** Requirements **
Locate all lines in the data below that hold "type" and show them.

[A run of records]
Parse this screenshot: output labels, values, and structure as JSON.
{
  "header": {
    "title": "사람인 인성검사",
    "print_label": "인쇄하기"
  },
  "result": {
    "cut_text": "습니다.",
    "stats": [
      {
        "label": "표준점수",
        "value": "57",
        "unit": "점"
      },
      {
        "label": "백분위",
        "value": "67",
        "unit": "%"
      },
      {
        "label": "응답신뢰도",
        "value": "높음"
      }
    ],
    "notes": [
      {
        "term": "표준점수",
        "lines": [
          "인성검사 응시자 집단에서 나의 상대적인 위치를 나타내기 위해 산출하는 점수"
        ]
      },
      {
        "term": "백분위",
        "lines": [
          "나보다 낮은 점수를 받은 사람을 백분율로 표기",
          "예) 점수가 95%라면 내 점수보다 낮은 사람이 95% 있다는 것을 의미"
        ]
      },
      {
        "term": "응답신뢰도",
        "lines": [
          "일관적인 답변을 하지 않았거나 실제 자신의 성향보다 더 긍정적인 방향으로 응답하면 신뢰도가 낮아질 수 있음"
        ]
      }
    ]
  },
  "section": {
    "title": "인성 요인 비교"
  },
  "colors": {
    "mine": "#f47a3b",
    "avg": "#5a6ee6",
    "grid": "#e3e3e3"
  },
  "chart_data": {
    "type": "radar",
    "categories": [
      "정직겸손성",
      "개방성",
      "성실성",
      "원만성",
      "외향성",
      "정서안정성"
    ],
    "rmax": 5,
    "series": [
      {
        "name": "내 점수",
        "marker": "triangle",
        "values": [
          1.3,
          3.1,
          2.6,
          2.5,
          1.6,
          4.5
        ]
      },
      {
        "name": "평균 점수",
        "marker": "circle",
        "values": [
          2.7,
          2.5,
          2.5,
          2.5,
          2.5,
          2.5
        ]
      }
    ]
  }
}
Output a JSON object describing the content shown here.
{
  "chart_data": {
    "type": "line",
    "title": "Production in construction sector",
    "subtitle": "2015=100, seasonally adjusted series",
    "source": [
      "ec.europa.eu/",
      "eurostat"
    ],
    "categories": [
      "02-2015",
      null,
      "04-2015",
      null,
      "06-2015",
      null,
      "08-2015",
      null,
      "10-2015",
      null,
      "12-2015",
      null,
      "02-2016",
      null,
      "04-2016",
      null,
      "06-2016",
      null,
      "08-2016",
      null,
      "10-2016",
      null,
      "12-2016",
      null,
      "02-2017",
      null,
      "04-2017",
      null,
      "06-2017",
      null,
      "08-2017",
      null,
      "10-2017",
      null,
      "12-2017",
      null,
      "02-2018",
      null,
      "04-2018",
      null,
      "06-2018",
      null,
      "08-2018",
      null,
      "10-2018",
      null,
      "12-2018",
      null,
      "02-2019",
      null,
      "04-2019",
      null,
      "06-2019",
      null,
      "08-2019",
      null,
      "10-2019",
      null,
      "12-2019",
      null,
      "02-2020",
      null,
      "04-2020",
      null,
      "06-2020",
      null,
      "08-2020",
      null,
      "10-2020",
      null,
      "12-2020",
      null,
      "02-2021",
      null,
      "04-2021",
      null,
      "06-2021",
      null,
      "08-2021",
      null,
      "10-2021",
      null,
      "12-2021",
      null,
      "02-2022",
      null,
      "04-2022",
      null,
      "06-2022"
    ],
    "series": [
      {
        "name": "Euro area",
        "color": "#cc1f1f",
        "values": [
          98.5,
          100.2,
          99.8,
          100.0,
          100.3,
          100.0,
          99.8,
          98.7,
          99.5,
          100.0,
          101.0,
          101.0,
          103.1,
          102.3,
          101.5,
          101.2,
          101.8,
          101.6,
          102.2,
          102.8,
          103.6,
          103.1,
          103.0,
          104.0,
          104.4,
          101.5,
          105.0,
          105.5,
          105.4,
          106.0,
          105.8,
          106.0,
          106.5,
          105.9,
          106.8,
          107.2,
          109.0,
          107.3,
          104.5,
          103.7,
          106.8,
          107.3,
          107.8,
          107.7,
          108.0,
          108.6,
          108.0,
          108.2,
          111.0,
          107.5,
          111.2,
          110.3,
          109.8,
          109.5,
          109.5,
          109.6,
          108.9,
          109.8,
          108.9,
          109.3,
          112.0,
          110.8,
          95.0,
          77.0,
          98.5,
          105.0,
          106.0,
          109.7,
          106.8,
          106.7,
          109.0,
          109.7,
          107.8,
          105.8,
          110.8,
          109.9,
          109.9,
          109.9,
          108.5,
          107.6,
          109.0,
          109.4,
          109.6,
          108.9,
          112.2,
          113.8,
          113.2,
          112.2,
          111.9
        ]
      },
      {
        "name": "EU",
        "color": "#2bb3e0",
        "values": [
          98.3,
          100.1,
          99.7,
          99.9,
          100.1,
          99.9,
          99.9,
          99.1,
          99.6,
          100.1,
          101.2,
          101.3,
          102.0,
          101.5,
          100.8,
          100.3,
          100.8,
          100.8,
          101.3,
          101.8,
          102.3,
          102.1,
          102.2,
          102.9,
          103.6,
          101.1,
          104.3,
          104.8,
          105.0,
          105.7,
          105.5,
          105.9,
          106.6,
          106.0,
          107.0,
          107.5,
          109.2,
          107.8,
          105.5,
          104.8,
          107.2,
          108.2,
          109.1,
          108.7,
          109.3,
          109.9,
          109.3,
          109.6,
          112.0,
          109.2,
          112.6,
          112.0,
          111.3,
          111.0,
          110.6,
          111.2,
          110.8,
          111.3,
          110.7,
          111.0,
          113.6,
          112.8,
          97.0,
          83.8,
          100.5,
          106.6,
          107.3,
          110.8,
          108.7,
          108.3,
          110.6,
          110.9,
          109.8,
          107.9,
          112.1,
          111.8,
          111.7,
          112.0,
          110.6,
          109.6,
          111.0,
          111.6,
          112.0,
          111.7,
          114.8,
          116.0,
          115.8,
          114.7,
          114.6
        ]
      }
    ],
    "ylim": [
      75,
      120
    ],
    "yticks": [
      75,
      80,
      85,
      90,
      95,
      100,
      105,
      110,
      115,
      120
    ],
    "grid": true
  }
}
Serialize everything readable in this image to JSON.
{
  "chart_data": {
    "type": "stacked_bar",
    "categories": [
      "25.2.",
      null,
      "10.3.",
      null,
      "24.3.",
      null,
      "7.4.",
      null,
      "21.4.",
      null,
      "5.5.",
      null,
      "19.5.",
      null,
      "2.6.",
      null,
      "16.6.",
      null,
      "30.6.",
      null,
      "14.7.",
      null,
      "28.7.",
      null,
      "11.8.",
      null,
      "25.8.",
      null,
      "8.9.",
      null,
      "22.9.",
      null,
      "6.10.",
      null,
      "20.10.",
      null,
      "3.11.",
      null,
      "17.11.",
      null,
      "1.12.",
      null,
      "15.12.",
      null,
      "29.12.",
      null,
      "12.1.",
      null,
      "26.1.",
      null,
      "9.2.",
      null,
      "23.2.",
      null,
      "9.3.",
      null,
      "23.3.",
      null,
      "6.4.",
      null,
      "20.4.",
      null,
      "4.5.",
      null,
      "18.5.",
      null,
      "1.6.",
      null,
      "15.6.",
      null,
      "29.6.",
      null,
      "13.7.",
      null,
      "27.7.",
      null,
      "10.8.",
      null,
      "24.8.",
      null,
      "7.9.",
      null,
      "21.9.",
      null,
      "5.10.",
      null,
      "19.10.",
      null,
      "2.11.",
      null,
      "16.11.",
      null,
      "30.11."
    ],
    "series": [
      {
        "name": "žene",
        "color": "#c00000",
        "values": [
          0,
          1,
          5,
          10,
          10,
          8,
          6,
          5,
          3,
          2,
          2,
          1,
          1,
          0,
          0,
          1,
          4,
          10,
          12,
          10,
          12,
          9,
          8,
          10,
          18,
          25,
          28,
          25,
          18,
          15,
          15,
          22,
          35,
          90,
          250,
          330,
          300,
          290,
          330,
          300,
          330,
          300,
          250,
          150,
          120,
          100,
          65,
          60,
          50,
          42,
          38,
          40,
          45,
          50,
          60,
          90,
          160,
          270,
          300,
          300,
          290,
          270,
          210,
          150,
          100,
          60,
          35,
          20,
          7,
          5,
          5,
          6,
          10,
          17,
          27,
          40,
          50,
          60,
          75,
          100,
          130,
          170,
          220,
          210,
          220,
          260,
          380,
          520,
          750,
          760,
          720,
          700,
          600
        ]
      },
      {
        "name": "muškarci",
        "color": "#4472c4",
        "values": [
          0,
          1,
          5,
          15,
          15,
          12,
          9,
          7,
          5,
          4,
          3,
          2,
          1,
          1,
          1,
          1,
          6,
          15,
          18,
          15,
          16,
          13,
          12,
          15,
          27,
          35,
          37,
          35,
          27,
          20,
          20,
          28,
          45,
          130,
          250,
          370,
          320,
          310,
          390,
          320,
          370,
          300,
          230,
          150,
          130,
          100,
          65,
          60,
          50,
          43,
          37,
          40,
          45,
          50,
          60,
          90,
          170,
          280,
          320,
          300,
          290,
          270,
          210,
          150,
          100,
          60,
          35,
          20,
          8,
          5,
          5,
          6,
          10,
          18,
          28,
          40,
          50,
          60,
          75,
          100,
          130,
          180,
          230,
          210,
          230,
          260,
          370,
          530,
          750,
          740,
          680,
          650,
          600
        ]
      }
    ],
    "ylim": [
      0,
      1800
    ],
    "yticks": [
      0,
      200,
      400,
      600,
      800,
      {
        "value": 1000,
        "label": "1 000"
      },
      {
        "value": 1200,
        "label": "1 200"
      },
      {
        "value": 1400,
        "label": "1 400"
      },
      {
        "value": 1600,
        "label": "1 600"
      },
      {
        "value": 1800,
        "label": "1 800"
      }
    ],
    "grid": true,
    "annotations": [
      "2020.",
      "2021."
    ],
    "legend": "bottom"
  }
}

** Exercise output **
    "type": "radar",
    "type": "line",
    "type": "stacked_bar",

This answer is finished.